▶ _YOUR GOAL_
Your task is to repeat the entries underneath exactly, minus the pictures.

Entries from a dataset
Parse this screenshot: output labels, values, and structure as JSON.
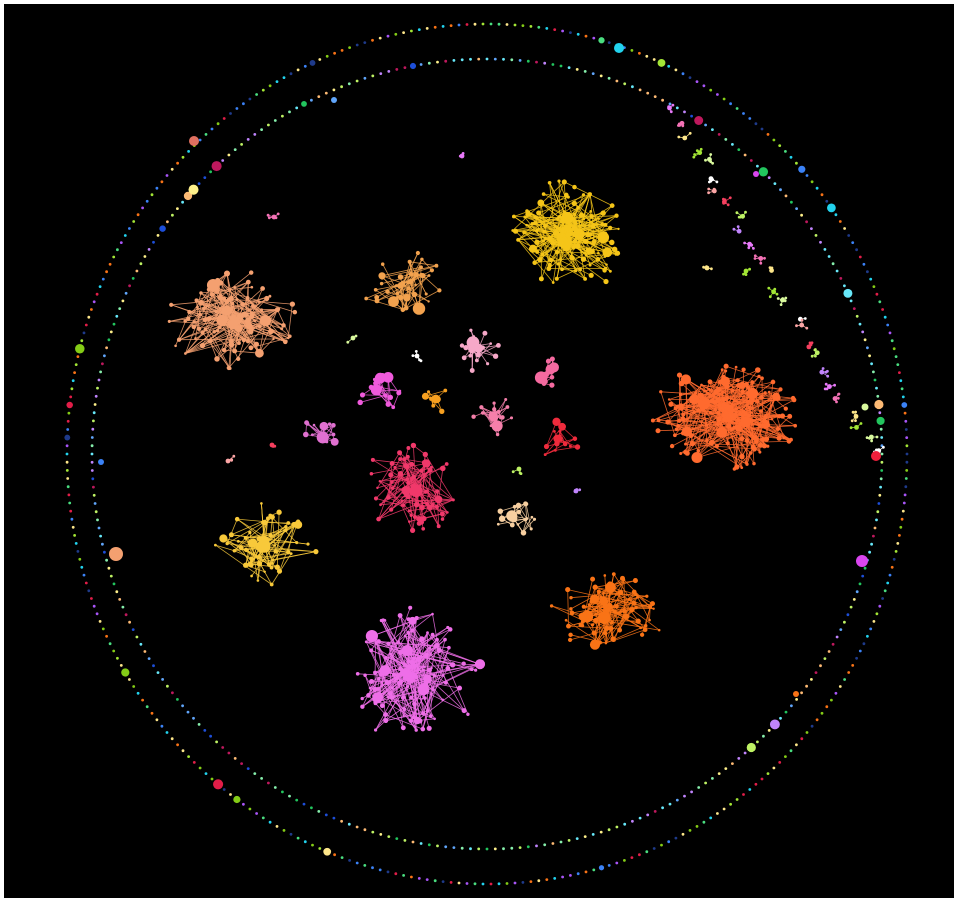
{
  "diagram": {
    "kind": "force-directed network graph with circular periphery of disconnected nodes",
    "background": "#000000",
    "rings": [
      {
        "name": "outer-ring",
        "dot_palette": [
          "#4ade80",
          "#3b82f6",
          "#e11d48",
          "#a3e635",
          "#f97316",
          "#a855f7",
          "#22d3ee",
          "#fde68a",
          "#84cc16",
          "#1e3a8a"
        ]
      },
      {
        "name": "inner-ring",
        "dot_palette": [
          "#86efac",
          "#60a5fa",
          "#be185d",
          "#bef264",
          "#fdba74",
          "#c084fc",
          "#67e8f9",
          "#fef08a",
          "#22c55e",
          "#1d4ed8"
        ]
      }
    ],
    "clusters": [
      {
        "name": "cluster-yellow-top",
        "color": "#f5c518",
        "size": "large"
      },
      {
        "name": "cluster-salmon-left",
        "color": "#f4a070",
        "size": "large"
      },
      {
        "name": "cluster-orange-right",
        "color": "#ff6a2e",
        "size": "largest"
      },
      {
        "name": "cluster-magenta-bottom",
        "color": "#ee6ee8",
        "size": "large"
      },
      {
        "name": "cluster-orange-lower-right",
        "color": "#f97316",
        "size": "medium"
      },
      {
        "name": "cluster-crimson-center",
        "color": "#f0386a",
        "size": "medium"
      },
      {
        "name": "cluster-gold-lower-left",
        "color": "#f8c93a",
        "size": "medium"
      },
      {
        "name": "cluster-tan-upper",
        "color": "#f2a24e",
        "size": "small"
      },
      {
        "name": "cluster-pink-center",
        "color": "#f6a8c8",
        "size": "small"
      },
      {
        "name": "cluster-peach-center",
        "color": "#f7cfa0",
        "size": "small"
      },
      {
        "name": "cluster-rose-center",
        "color": "#f57faa",
        "size": "small"
      },
      {
        "name": "cluster-red-center",
        "color": "#ef2b3c",
        "size": "small"
      },
      {
        "name": "cluster-violet-left",
        "color": "#f05adc",
        "size": "small"
      },
      {
        "name": "cluster-orchid-left",
        "color": "#e070d0",
        "size": "small"
      },
      {
        "name": "cluster-amber-center",
        "color": "#f7a020",
        "size": "small"
      },
      {
        "name": "cluster-hotpink-right",
        "color": "#f56aa0",
        "size": "small"
      }
    ]
  }
}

▶ _WRITTEN REPLY_
Parse this screenshot: output labels, values, and structure as JSON.
{
  "diagram": {
    "kind": "force-directed network graph with circular periphery of disconnected nodes",
    "background": "#000000",
    "rings": [
      {
        "name": "outer-ring",
        "dot_palette": [
          "#4ade80",
          "#3b82f6",
          "#e11d48",
          "#a3e635",
          "#f97316",
          "#a855f7",
          "#22d3ee",
          "#fde68a",
          "#84cc16",
          "#1e3a8a"
        ]
      },
      {
        "name": "inner-ring",
        "dot_palette": [
          "#86efac",
          "#60a5fa",
          "#be185d",
          "#bef264",
          "#fdba74",
          "#c084fc",
          "#67e8f9",
          "#fef08a",
          "#22c55e",
          "#1d4ed8"
        ]
      }
    ],
    "clusters": [
      {
        "name": "cluster-yellow-top",
        "color": "#f5c518",
        "size": "large"
      },
      {
        "name": "cluster-salmon-left",
        "color": "#f4a070",
        "size": "large"
      },
      {
        "name": "cluster-orange-right",
        "color": "#ff6a2e",
        "size": "largest"
      },
      {
        "name": "cluster-magenta-bottom",
        "color": "#ee6ee8",
        "size": "large"
      },
      {
        "name": "cluster-orange-lower-right",
        "color": "#f97316",
        "size": "medium"
      },
      {
        "name": "cluster-crimson-center",
        "color": "#f0386a",
        "size": "medium"
      },
      {
        "name": "cluster-gold-lower-left",
        "color": "#f8c93a",
        "size": "medium"
      },
      {
        "name": "cluster-tan-upper",
        "color": "#f2a24e",
        "size": "small"
      },
      {
        "name": "cluster-pink-center",
        "color": "#f6a8c8",
        "size": "small"
      },
      {
        "name": "cluster-peach-center",
        "color": "#f7cfa0",
        "size": "small"
      },
      {
        "name": "cluster-rose-center",
        "color": "#f57faa",
        "size": "small"
      },
      {
        "name": "cluster-red-center",
        "color": "#ef2b3c",
        "size": "small"
      },
      {
        "name": "cluster-violet-left",
        "color": "#f05adc",
        "size": "small"
      },
      {
        "name": "cluster-orchid-left",
        "color": "#e070d0",
        "size": "small"
      },
      {
        "name": "cluster-amber-center",
        "color": "#f7a020",
        "size": "small"
      },
      {
        "name": "cluster-hotpink-right",
        "color": "#f56aa0",
        "size": "small"
      }
    ]
  }
}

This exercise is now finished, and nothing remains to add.